• _AIM_
Lines that include the word "dicuntur" are the ones to copy.

• _RECORDS SUPPLIED_
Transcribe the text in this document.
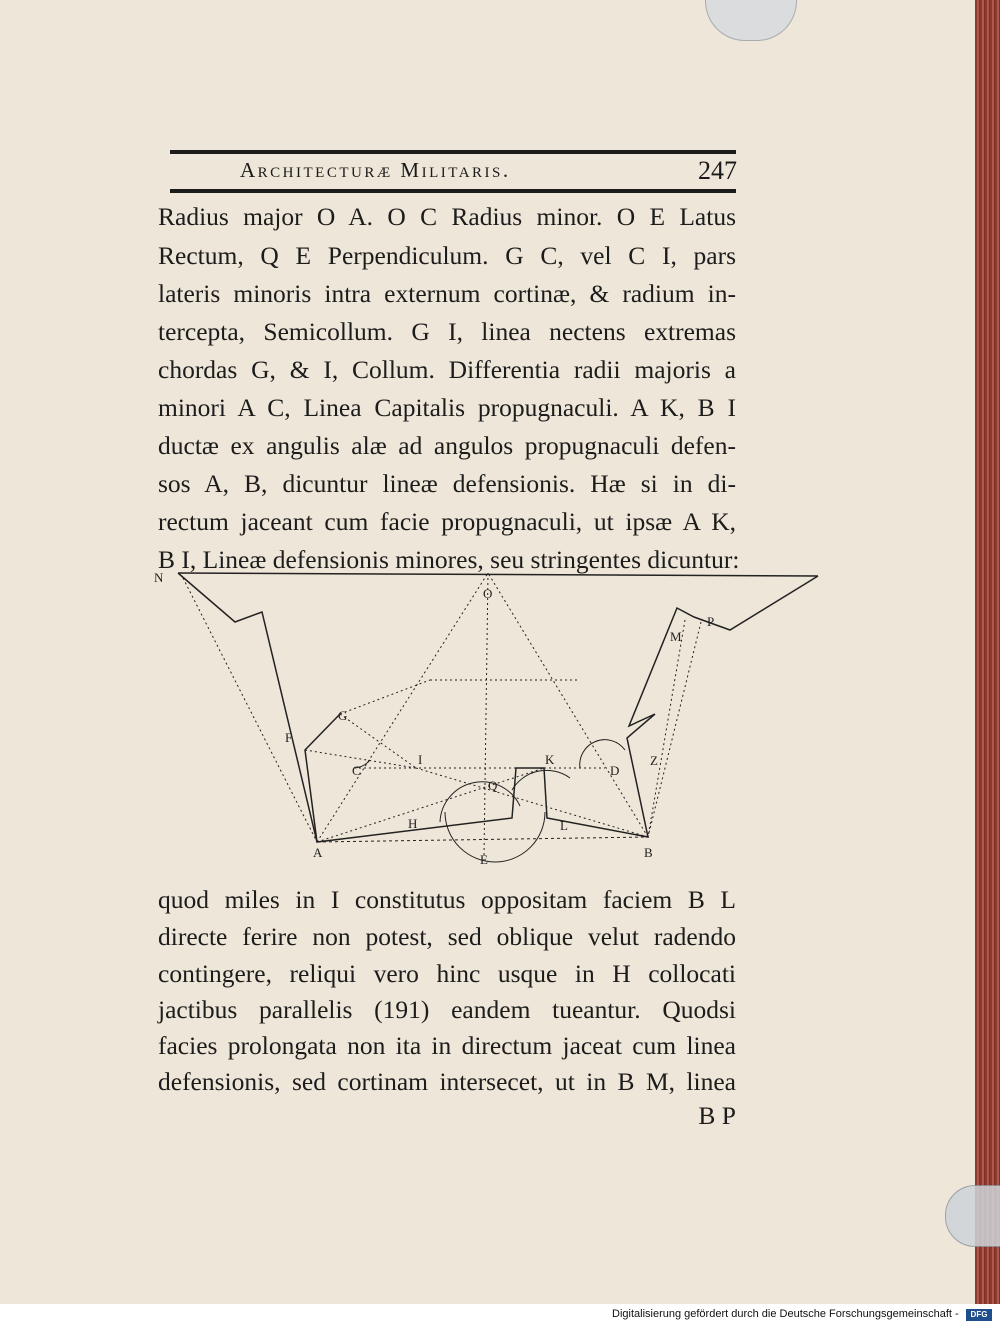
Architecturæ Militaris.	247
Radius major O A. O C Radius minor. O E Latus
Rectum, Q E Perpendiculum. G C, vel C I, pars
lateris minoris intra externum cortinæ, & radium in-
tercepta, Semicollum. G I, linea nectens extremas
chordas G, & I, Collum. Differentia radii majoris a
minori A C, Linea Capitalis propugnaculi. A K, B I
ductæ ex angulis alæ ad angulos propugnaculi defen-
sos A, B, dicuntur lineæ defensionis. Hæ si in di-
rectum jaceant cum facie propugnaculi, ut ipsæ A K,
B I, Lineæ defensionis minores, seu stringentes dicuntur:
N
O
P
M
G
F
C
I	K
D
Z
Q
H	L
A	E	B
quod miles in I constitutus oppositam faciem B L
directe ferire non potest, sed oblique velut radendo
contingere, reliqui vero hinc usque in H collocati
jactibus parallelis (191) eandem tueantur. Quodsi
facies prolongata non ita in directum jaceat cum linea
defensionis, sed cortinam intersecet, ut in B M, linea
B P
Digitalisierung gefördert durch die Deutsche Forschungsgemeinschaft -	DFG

• _THE COMPLETED TASK_
sos A, B, dicuntur lineæ defensionis. Hæ si in di-
B I, Lineæ defensionis minores, seu stringentes dicuntur:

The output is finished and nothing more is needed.